Objectives
A. According to the P280 case review, how far does the front door swing open?
B. Write a continuation of the P280 case review, starting after its final sentence.

Selected extract
On the outside, the P280 retains much of its predecessor’s trademark styling. The monolithic door remains, although the port cluster has been relocated to a trapezoidal bar at the top of the case’s front face. The power and reset buttons have been moved to the top panel, ensuring easy access when the case is sitting on the floor. Unlike the Fractal Design Define R3, whose top-mounted power button is easily depressed by jumping cats or fumbling fingers, the power switch on the P280 is slightly recessed and takes a reasonable amount of force to actuate fully. The buttons are far enough away from the front ports that inserting and removing USB devices and audio jacks shouldn’t trigger unwanted power cycling.
The front port cluster includes a pair of 3.5-mm audio jacks, one for headphones and another for a microphone. Also present is a pair of small blue indicator LEDs for hard drive activity and power status. While it’s a matter of personal taste, I can’t help but think white LEDs would better match the case’s personality.
Four USB ports complete the port cluster, and two of them (the blue ones) offer USB 3.0 connectivity. Antec connects the SuperSpeed ports to an internal header, but you’ll need a motherboard with the newly standardized USB 3.0 internal connector to take advantage. That apparently didn’t sit well with users, who complained about the lack of a header adapter. To its credit, Antec has responded by offering free USB 3.0-to-2.0 header adapters to anyone who contacts its support department with proof of a P280 purchase.
As you can see in the picture above, the top of the P280 lacks the sporty wind duct that helped define its predecessor’s unique look. The omission probably won’t matter to most people, but if you absolutely need some sort of spoiler atop your PC, Honda Civic forums are but a Google search away.
One of the advantages of the P280’s port and button layout is that everything is accessible with the front door closed. When the time comes to get at something behind the door, it smoothly swings open to the left. The new symmetrical motif of the front face would seem to be ideally suited to a more versatile dual-hinge design, but Antec decided to respect the traditions of NASCAR and keep things turning in one direction.
On the upside, the door rotates a full 270° to rest flat against the side panel. Although some magnetic latching action would have been appreciated to keep the door tight to the side panel in wide-open mode, it tends to stay put when the case is sitting on a flat surface.
Hidden behind the door are three external 5.25″ drive bays but no external 3.5″ bays. Below the bays sit the front intake vents, which are covered by a removable dust filter with a striking honeycomb theme.

Information supplied
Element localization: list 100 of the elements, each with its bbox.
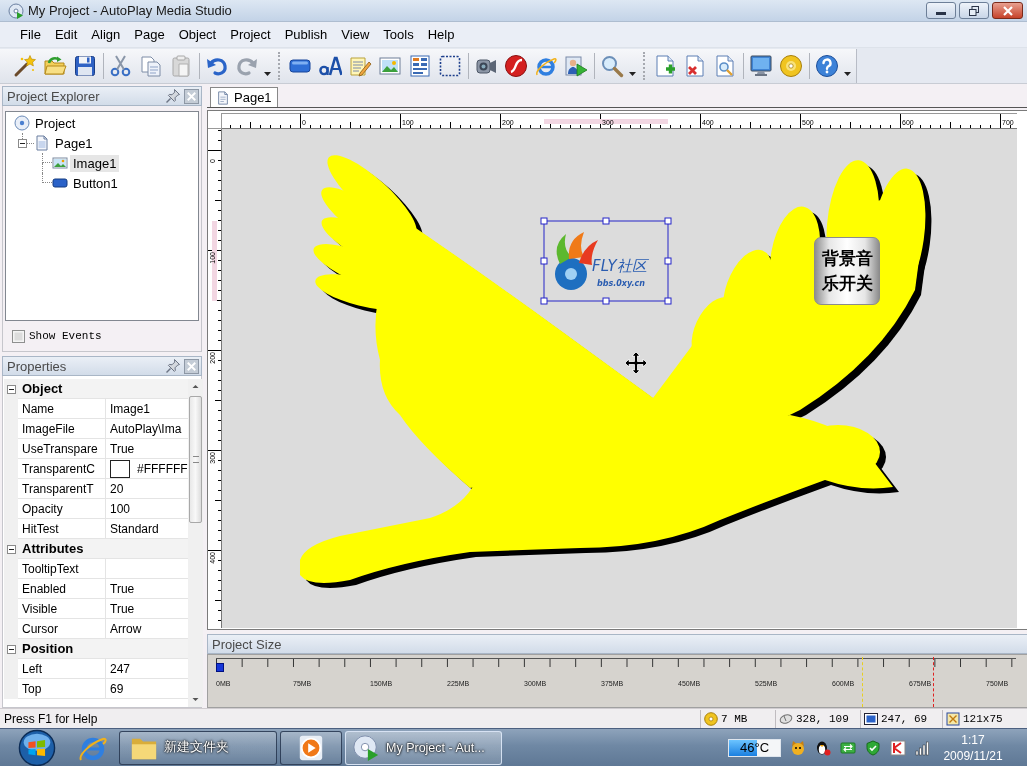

Answers provided
A. It rotates a full 270° and rests flat against the side panel.

B.
With acoustic material lining the front door as well as both side panels, the P280 carries on the noise-dampening heritage of its elder. However, instead of replicating the multi-layered composite panels of the old model, Antec applies sheets of more conventional acoustic foam to the inner surfaces of the P280’s steel walls. This incredibly dense material is barely thicker than a credit card, and it will be interesting to see if the two-layer approach is effective at not only absorbing system noise, but also minimizing vibration. The P180’s composite panels were designed to avoid resonating with the whirring of mechanical components like hard drives, which can make the side panels of uninsulated cases vibrate with an audible hum.
The P280’s underbelly has four sturdy rubber feet and a removable dust filter for the power supply’s intake fan. Notably, the dust filter is inserted from the left-hand side of the case rather than from the back. This 90° deviation from the norm may seem mundane, but now that I’ve had a taste of this common-sense arrangement, going back to rear-loaded filters seems a bit silly. Perhaps, in future revisions, Antec can take this design one step further and allow the filter to be removed from either side of the chassis.
Around back, the P280 is business as usual. There’s plenty of ventilation, and two grommeted holes provide paths for liquid-cooling tubes to pass through. The switches above the 120-mm exhaust fan allow up to four system fans to be toggled between high and low speed settings.
For some reason, Antec decided against bundling matching black screws with the P280. The mismatched hues are most apparent when viewing the case from behind, and I personally like the contrasting silver-on-black look. If that’s not your bag, Hexus reports that Antec will “gladly send any customer requesting black screws a set if they give [them] a ring.” The silver rivets holding the case together are probably there to stay, though.
Inside the shell
Upon first inspection of the internals, one can readily see two primary differences between the P280 and its ancestor. First, the innards have finally received some black powder-coating love. Second, the compartmentalized design has been jettisoned in favor of a more traditional and cavernous layout. Some design distinction has been lost, since many of today’s mid-tower cases employ a similar internal layout.
Still, the 280’s new internals are much easier to build around. I’ve sliced and diced my tender digits on many exotic case designs over the years, so the simplicity and openness of the P280 is a welcome advance, in my book. There will undoubtedly be some backlash from those who believe in compartmentalized designs, but I think the new layout represents a positive change overall.
One potential downside to the simpler digs is the fact that the hard drive cage is no longer removable. However, you can still stuff expansion cards up to 13″ long into the P280. That’s enough clearance to cover the gamut of today’s graphics cards; AMD’s new Radeon HD 7970 is only 10.75″ long.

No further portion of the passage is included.